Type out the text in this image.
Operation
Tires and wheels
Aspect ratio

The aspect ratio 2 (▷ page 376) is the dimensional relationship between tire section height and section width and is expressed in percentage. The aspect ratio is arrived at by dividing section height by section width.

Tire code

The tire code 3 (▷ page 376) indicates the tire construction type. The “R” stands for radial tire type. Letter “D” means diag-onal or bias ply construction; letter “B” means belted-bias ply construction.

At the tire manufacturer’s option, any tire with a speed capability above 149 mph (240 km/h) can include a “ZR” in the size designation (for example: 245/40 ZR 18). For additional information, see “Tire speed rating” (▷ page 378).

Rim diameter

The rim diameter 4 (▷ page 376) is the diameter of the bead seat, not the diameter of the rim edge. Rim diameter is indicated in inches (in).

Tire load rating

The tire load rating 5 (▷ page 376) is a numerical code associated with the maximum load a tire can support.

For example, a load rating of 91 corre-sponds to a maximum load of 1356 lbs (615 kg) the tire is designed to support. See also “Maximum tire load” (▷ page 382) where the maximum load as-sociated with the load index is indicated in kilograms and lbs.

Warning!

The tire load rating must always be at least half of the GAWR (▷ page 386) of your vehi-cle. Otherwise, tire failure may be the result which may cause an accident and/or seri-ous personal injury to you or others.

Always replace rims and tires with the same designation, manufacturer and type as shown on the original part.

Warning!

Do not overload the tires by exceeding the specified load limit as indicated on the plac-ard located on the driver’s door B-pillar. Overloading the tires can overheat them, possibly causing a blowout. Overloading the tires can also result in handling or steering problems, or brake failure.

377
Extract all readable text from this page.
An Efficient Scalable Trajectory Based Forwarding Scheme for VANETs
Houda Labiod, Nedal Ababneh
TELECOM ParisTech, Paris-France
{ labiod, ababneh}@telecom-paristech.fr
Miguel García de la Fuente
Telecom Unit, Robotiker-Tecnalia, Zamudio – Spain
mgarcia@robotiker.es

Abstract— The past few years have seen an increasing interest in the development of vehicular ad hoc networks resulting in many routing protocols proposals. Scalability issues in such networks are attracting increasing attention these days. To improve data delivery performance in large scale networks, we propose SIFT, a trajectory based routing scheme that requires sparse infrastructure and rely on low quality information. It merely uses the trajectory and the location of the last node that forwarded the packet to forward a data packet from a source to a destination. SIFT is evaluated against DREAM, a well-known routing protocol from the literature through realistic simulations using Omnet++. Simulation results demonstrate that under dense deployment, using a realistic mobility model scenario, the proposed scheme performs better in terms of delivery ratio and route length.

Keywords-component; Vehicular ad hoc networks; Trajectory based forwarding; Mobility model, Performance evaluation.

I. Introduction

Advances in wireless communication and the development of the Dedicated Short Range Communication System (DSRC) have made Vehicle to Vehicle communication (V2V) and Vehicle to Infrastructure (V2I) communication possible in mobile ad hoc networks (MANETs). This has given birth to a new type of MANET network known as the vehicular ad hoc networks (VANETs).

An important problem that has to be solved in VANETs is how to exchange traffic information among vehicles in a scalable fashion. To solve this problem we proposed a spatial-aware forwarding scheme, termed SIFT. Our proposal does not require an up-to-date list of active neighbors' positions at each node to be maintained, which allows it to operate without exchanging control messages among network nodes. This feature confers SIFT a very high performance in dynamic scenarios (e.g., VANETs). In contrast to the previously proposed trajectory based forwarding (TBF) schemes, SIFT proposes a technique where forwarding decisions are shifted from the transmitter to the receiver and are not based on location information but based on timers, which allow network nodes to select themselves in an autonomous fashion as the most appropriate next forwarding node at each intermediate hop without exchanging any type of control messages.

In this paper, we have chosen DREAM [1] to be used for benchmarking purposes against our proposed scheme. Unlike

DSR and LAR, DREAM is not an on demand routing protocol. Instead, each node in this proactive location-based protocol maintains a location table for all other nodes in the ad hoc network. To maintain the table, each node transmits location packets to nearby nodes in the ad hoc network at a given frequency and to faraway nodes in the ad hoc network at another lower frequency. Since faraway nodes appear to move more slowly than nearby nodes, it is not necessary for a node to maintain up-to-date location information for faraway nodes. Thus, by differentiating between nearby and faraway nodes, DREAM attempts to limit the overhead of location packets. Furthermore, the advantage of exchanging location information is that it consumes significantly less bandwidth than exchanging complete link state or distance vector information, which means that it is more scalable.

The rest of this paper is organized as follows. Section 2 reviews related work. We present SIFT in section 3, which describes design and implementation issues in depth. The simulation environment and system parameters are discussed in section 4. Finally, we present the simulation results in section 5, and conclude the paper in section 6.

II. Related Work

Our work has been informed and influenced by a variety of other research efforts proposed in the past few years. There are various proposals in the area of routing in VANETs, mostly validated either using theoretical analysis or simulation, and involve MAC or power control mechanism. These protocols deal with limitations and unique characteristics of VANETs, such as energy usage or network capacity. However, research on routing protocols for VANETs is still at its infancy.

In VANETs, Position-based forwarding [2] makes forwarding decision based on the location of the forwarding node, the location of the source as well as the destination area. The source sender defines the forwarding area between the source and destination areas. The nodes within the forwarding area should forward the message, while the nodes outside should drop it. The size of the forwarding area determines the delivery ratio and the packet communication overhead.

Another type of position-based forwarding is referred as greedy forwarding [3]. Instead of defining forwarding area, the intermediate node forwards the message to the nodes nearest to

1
# # # # #
Work to be completed: Return the listing above in full, character for character.

Complete response:
Type out the text in this image.
Operation
Tires and wheels
Aspect ratio

The aspect ratio 2 (▷ page 376) is the dimensional relationship between tire section height and section width and is expressed in percentage. The aspect ratio is arrived at by dividing section height by section width.

Tire code

The tire code 3 (▷ page 376) indicates the tire construction type. The “R” stands for radial tire type. Letter “D” means diag-onal or bias ply construction; letter “B” means belted-bias ply construction.

At the tire manufacturer’s option, any tire with a speed capability above 149 mph (240 km/h) can include a “ZR” in the size designation (for example: 245/40 ZR 18). For additional information, see “Tire speed rating” (▷ page 378).

Rim diameter

The rim diameter 4 (▷ page 376) is the diameter of the bead seat, not the diameter of the rim edge. Rim diameter is indicated in inches (in).

Tire load rating

The tire load rating 5 (▷ page 376) is a numerical code associated with the maximum load a tire can support.

For example, a load rating of 91 corre-sponds to a maximum load of 1356 lbs (615 kg) the tire is designed to support. See also “Maximum tire load” (▷ page 382) where the maximum load as-sociated with the load index is indicated in kilograms and lbs.

Warning!

The tire load rating must always be at least half of the GAWR (▷ page 386) of your vehi-cle. Otherwise, tire failure may be the result which may cause an accident and/or seri-ous personal injury to you or others.

Always replace rims and tires with the same designation, manufacturer and type as shown on the original part.

Warning!

Do not overload the tires by exceeding the specified load limit as indicated on the plac-ard located on the driver’s door B-pillar. Overloading the tires can overheat them, possibly causing a blowout. Overloading the tires can also result in handling or steering problems, or brake failure.

377
Extract all readable text from this page.
An Efficient Scalable Trajectory Based Forwarding Scheme for VANETs
Houda Labiod, Nedal Ababneh
TELECOM ParisTech, Paris-France
{ labiod, ababneh}@telecom-paristech.fr
Miguel García de la Fuente
Telecom Unit, Robotiker-Tecnalia, Zamudio – Spain
mgarcia@robotiker.es

Abstract— The past few years have seen an increasing interest in the development of vehicular ad hoc networks resulting in many routing protocols proposals. Scalability issues in such networks are attracting increasing attention these days. To improve data delivery performance in large scale networks, we propose SIFT, a trajectory based routing scheme that requires sparse infrastructure and rely on low quality information. It merely uses the trajectory and the location of the last node that forwarded the packet to forward a data packet from a source to a destination. SIFT is evaluated against DREAM, a well-known routing protocol from the literature through realistic simulations using Omnet++. Simulation results demonstrate that under dense deployment, using a realistic mobility model scenario, the proposed scheme performs better in terms of delivery ratio and route length.

Keywords-component; Vehicular ad hoc networks; Trajectory based forwarding; Mobility model, Performance evaluation.

I. Introduction

Advances in wireless communication and the development of the Dedicated Short Range Communication System (DSRC) have made Vehicle to Vehicle communication (V2V) and Vehicle to Infrastructure (V2I) communication possible in mobile ad hoc networks (MANETs). This has given birth to a new type of MANET network known as the vehicular ad hoc networks (VANETs).

An important problem that has to be solved in VANETs is how to exchange traffic information among vehicles in a scalable fashion. To solve this problem we proposed a spatial-aware forwarding scheme, termed SIFT. Our proposal does not require an up-to-date list of active neighbors' positions at each node to be maintained, which allows it to operate without exchanging control messages among network nodes. This feature confers SIFT a very high performance in dynamic scenarios (e.g., VANETs). In contrast to the previously proposed trajectory based forwarding (TBF) schemes, SIFT proposes a technique where forwarding decisions are shifted from the transmitter to the receiver and are not based on location information but based on timers, which allow network nodes to select themselves in an autonomous fashion as the most appropriate next forwarding node at each intermediate hop without exchanging any type of control messages.

In this paper, we have chosen DREAM [1] to be used for benchmarking purposes against our proposed scheme. Unlike

DSR and LAR, DREAM is not an on demand routing protocol. Instead, each node in this proactive location-based protocol maintains a location table for all other nodes in the ad hoc network. To maintain the table, each node transmits location packets to nearby nodes in the ad hoc network at a given frequency and to faraway nodes in the ad hoc network at another lower frequency. Since faraway nodes appear to move more slowly than nearby nodes, it is not necessary for a node to maintain up-to-date location information for faraway nodes. Thus, by differentiating between nearby and faraway nodes, DREAM attempts to limit the overhead of location packets. Furthermore, the advantage of exchanging location information is that it consumes significantly less bandwidth than exchanging complete link state or distance vector information, which means that it is more scalable.

The rest of this paper is organized as follows. Section 2 reviews related work. We present SIFT in section 3, which describes design and implementation issues in depth. The simulation environment and system parameters are discussed in section 4. Finally, we present the simulation results in section 5, and conclude the paper in section 6.

II. Related Work

Our work has been informed and influenced by a variety of other research efforts proposed in the past few years. There are various proposals in the area of routing in VANETs, mostly validated either using theoretical analysis or simulation, and involve MAC or power control mechanism. These protocols deal with limitations and unique characteristics of VANETs, such as energy usage or network capacity. However, research on routing protocols for VANETs is still at its infancy.

In VANETs, Position-based forwarding [2] makes forwarding decision based on the location of the forwarding node, the location of the source as well as the destination area. The source sender defines the forwarding area between the source and destination areas. The nodes within the forwarding area should forward the message, while the nodes outside should drop it. The size of the forwarding area determines the delivery ratio and the packet communication overhead.

Another type of position-based forwarding is referred as greedy forwarding [3]. Instead of defining forwarding area, the intermediate node forwards the message to the nodes nearest to

1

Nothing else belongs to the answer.